Passage for review section start

She was particularly emphatic on the need to overhaul the justice system's approach to mental health, warning that the current system - in which "our prisons and our jails are now our mental health institutions" - is flatly unacceptable.
Taking a step back, Clinton warned that it's impossible to separate the problems with today's criminal justice system from more fundamental concerns about race, opportunity, and inequality.
"I don't want the discussion about criminal justice, smart policing to be siloed...the conversation needs to be much broader, because that is a symptom, not a cause for what ails us today," she said. "We can't separate the unrest we see on our streets from the cycles of poverty and despair that hollow out those neighborhoods."
The tone of the speech was particularly noteworthy for Clinton because her husband, former President Bill Clinton, embraced "tough-on-crime" policies during his presidency the 1990s.
Clinton's address reflected a calculation that the pendulum has swung since her husband's tenure - that skyrocketing incarceration rates and falling crime rates have created the political space necessary for policymakers to rethink old approaches to crime and punishment.
Clinton nodded at some recent bipartisan activity in Congress on the issue, commending Republicans like Kentucky's Rand Paul and Utah's Mike Lee for partnering with Democrats on issues like sentencing and prison reform.
"There seems to be a growing bipartisan movement for common sense reforms in our criminal justice system," she said. "It is rare to see Democrats and Republicans agree on anything today. But we're beginning to agree on this."
Bill and Hillary are of course the face of financial deregulation and globalization giving us the mess of Wall Street, all the corporate fraud and government corruption with Wall Street market scams bringing bubble and burst economies to anyone tied to US economy. Well, it would not surprise that these same Clinton's are right there in these secret Trans Pacific Trade Pact negotiations making the same kind of policy that completely deregulates banking globally. So, while Obama is pretending to be posing progressive with Dodd-Frank----they are writing into TPP the same deregulatory laws Clinton installed.

Passage for review section end

▶ **Prompt 1**: Rewrite the paragraph beginning "Clinton's address reflected a calculation" from the passage on Clinton's criminal justice speech in a shorter form, keeping its main facts.
▶ **Prompt 2**: Rewrite part of the passage on Clinton's criminal justice speech, beginning at the words "She was particularly" and stopping after "is flatly unacceptable.", with "emphatic" changed to "insistent".
▶ **Prompt 3**: Continue the passage on Clinton's criminal justice speech from the point where it stops.

Provided information section start

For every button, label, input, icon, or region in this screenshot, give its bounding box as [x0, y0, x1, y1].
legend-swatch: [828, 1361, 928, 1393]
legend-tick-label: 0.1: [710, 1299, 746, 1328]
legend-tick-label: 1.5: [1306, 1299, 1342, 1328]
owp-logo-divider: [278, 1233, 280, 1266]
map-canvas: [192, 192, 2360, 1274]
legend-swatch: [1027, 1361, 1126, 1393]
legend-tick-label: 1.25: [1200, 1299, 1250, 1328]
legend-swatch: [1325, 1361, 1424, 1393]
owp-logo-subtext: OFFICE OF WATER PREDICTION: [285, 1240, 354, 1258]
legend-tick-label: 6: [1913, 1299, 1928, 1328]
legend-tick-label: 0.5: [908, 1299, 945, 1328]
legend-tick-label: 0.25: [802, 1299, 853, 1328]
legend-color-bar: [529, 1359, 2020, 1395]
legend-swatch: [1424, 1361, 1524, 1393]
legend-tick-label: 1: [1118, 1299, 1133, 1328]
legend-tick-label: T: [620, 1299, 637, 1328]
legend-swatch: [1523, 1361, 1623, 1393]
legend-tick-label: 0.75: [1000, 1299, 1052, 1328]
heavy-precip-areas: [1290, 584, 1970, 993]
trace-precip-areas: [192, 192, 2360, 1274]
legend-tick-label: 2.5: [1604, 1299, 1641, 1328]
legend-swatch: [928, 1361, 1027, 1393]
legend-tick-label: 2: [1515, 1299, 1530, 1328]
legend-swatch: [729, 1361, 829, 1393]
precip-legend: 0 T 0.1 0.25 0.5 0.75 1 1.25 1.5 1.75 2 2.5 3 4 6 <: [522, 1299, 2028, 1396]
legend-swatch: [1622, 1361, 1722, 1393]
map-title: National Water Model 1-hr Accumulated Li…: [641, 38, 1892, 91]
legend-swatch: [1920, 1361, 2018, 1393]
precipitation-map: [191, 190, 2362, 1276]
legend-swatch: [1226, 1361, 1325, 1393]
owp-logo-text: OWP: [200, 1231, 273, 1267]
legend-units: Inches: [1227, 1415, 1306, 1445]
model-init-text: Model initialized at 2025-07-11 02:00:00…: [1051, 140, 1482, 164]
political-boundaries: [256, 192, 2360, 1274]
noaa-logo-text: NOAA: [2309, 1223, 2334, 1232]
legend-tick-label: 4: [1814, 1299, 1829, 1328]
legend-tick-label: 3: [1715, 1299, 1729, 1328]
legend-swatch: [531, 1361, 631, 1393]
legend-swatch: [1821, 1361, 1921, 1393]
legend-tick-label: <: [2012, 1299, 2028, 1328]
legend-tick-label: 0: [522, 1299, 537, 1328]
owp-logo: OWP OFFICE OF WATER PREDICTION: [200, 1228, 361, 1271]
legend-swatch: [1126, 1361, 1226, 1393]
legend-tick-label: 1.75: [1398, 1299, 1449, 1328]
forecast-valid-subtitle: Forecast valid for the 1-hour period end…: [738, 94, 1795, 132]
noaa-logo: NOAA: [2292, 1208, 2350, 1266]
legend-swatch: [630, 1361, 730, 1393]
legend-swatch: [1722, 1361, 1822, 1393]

Provided information section end

▶ **Task output 1**: Clinton's speech assumed that the pendulum has swung since her husband's tenure. Skyrocketing incarceration rates and falling crime rates have given policymakers the political space to rethink old approaches to crime and punishment.

▶ **Task output 2**:
She was particularly insistent on the need to overhaul the justice system's approach to mental health, warning that the current system - in which "our prisons and our jails are now our mental health institutions" - is flatly unacceptable.

▶ **Task output 3**:
The Trans-Pacific Partnership: Undermining Wall Street Reform
In the wake of the worst financial crisis and economic recession since the Great Depression, governments around the world are re-regulating financial firms, seeking to reverse the extreme deregulation that led to foreclosed homes, bank bailouts, lost jobs and collapsing economies. Incredibly, the Trans-Pacific Partnership (TPP) would provide big banks with a backdoor means of watering down such efforts to re-regulate Wall Street.
TPP rules, written under the advisement of banks before the financial crisis, would require domestic law to conform to the now-rejected model of deregulation that led to financial ruin. The TPP would undermine bans on particularly risky financial products, such as the toxic derivatives that led to the $183 billion government bailout of AIG. It would threaten policies to prevent banks from becoming "too big to fail" and the use of "firewalls" to prevent banks that keep our savings accounts from taking hedge-fund-style bets.
The TPP would also restrict capital controls, an essential policy tool to counter destabilizing flows of speculative money. Even the International Monetary Fund has recently endorsed capital controls as legitimate for mitigating or preventing financial crises. And the deal would pose new hurdles to taxes on Wall Street speculation, such as the proposed Robin Hood Tax that would generate billions of dollars' worth of revenue for social, health, or environmental causes.
The TPP would empower foreign financial firms to directly attack these and other financial stability policies in foreign tribunals, demanding taxpayer compensation for regulations that they claim frustrate their expectations and inhibit their profits.